- [Aim] Every entry that follows should be repeated exactly; drop the images.
════════════════════
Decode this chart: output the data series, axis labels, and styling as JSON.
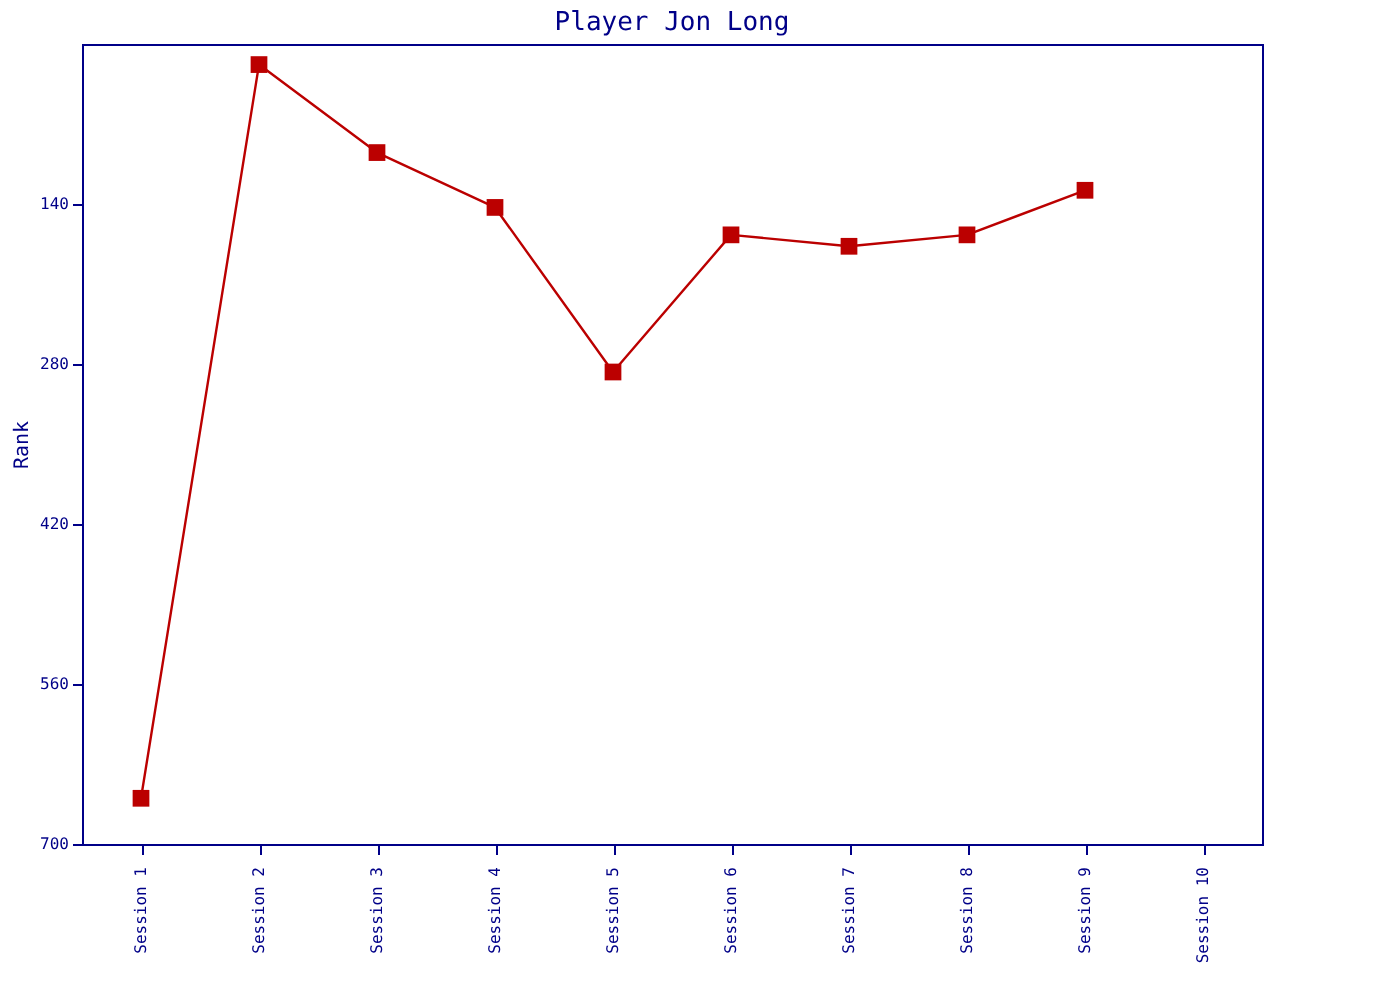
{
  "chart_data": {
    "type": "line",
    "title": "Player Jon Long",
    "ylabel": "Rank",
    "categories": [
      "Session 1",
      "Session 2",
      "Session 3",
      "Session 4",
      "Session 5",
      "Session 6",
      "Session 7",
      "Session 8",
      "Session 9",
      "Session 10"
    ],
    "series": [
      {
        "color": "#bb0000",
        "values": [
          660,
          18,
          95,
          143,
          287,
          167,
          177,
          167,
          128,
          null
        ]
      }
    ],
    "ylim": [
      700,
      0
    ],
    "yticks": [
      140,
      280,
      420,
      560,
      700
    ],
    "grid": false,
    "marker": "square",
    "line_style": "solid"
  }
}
════════════════════
- [Answer for this exercise]
Decode this chart: output the data series, axis labels, and styling as JSON.
{
  "chart_data": {
    "type": "line",
    "title": "Player Jon Long",
    "ylabel": "Rank",
    "categories": [
      "Session 1",
      "Session 2",
      "Session 3",
      "Session 4",
      "Session 5",
      "Session 6",
      "Session 7",
      "Session 8",
      "Session 9",
      "Session 10"
    ],
    "series": [
      {
        "color": "#bb0000",
        "values": [
          660,
          18,
          95,
          143,
          287,
          167,
          177,
          167,
          128,
          null
        ]
      }
    ],
    "ylim": [
      700,
      0
    ],
    "yticks": [
      140,
      280,
      420,
      560,
      700
    ],
    "grid": false,
    "marker": "square",
    "line_style": "solid"
  }
}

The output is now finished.